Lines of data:
━━━━━━━━━━

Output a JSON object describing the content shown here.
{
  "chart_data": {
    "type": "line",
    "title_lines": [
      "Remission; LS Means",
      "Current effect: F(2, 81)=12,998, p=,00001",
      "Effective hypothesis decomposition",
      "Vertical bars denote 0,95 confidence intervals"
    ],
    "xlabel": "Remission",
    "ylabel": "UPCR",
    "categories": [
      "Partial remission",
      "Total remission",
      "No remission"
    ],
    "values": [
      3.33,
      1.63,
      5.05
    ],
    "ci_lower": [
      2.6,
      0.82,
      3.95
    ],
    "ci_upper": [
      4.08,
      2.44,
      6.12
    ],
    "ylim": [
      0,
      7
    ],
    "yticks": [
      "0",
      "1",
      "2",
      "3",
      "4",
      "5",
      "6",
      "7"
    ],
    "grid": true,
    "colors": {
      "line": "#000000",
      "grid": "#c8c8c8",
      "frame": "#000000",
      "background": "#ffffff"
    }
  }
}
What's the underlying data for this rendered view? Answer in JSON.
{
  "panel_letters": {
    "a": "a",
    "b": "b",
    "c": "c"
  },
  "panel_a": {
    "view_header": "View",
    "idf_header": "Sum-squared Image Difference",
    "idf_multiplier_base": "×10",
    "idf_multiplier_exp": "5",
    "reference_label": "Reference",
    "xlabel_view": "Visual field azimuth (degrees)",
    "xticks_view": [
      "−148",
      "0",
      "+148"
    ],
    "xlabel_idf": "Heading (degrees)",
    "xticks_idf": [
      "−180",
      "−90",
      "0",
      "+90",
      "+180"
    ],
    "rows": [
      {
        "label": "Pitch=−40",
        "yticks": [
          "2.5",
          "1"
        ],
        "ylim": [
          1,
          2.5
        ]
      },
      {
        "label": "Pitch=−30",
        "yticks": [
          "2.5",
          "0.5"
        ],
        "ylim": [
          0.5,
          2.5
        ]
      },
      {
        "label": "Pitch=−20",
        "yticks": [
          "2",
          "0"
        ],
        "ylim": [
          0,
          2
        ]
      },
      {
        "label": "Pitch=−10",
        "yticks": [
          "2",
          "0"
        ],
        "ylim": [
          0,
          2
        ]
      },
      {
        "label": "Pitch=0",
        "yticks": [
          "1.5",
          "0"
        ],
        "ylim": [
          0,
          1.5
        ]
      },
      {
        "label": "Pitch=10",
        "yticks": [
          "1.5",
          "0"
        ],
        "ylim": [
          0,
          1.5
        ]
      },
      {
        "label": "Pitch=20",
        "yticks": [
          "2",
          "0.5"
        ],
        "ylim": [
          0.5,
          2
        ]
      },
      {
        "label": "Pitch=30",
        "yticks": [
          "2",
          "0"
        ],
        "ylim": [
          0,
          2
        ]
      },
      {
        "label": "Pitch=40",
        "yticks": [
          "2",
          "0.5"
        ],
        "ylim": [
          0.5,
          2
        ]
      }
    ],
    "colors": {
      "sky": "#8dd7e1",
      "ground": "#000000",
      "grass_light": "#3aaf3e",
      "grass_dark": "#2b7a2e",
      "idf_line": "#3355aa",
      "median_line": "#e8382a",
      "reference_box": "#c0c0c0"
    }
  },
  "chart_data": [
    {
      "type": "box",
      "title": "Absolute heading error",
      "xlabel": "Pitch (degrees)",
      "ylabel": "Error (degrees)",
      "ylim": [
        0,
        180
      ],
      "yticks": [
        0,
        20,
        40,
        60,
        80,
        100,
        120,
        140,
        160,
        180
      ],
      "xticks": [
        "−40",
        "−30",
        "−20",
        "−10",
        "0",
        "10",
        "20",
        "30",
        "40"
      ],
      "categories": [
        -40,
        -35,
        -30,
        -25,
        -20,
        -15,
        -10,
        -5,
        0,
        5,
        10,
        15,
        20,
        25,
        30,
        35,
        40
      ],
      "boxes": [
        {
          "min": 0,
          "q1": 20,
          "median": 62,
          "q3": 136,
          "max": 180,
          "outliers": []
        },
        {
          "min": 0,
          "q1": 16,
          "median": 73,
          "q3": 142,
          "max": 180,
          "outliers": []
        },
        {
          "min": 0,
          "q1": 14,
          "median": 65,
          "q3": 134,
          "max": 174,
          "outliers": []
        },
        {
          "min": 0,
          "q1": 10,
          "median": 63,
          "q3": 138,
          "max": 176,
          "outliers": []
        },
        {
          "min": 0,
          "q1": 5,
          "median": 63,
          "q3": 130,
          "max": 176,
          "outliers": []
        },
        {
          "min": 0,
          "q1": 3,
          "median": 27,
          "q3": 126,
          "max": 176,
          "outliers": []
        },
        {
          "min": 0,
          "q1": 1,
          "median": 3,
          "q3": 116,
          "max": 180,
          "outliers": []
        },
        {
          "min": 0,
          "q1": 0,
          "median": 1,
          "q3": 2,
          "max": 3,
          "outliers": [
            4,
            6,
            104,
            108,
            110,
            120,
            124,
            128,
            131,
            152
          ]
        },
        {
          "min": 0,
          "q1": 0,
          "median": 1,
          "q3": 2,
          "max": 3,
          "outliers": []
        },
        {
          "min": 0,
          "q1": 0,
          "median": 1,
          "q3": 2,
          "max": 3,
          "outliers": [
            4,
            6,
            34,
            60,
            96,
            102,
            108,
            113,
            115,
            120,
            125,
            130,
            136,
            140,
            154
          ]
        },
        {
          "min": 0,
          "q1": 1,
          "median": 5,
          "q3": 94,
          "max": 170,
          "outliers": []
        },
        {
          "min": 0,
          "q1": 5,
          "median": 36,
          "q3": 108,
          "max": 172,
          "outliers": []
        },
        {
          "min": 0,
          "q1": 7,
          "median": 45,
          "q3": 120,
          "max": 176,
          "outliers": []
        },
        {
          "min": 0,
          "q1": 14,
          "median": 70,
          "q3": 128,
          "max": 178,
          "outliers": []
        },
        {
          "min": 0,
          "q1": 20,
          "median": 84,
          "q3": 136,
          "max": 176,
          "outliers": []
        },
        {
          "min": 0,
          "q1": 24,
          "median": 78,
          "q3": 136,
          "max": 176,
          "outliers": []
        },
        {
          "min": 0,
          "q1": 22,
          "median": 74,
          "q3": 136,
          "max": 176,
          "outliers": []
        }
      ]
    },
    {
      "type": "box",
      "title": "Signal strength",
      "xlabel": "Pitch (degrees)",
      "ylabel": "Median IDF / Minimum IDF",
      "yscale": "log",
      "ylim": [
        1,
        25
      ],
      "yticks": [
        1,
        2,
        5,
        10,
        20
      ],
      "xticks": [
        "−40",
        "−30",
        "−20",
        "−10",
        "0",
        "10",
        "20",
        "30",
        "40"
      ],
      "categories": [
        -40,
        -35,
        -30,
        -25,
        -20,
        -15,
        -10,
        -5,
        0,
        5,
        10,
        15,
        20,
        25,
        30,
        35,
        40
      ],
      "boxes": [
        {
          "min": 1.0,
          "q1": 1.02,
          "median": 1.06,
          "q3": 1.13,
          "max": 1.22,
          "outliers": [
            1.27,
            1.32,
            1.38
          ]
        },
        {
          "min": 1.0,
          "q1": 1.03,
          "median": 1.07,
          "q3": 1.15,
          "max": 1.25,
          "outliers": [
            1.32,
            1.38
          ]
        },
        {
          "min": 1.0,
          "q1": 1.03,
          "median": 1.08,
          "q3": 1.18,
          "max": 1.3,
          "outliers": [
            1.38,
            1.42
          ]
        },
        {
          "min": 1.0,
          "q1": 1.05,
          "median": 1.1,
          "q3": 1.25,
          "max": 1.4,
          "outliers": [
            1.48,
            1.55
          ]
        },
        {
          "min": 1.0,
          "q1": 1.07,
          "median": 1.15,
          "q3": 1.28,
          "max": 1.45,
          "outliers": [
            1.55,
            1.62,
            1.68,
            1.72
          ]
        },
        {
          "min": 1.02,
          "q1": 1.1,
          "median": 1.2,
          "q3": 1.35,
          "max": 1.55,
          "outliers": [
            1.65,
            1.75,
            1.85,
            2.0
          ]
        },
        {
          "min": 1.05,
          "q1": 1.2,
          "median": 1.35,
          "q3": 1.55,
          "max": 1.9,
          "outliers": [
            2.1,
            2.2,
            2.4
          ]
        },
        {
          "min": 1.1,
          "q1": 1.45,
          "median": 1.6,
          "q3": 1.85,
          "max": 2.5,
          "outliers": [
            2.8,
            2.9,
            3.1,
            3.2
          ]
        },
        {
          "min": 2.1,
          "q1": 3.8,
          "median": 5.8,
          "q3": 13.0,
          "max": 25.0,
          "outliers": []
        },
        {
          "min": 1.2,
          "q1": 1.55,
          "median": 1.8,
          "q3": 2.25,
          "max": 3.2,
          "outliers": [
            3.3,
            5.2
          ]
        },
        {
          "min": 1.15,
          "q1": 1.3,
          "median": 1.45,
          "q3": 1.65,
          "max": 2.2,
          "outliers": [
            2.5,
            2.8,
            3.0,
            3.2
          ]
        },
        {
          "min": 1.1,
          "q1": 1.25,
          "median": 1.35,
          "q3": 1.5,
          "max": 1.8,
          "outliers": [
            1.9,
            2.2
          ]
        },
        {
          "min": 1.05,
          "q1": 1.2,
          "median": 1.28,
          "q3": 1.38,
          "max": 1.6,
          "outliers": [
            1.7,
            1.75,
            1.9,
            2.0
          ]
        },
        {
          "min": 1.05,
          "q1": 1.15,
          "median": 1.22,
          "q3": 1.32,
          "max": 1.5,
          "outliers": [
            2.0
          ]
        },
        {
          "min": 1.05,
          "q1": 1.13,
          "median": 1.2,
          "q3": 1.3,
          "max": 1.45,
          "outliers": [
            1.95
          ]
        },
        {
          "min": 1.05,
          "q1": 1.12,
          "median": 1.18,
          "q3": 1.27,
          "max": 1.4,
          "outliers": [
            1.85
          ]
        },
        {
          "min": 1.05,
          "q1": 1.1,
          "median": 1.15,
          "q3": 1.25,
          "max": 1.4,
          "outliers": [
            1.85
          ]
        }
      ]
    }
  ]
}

━━━━━━━━━━

# STATED TASK
Reply with the number of lines in the material above that contain "Pitch", and nothing more.

# REPLY TO THE EXERCISE
11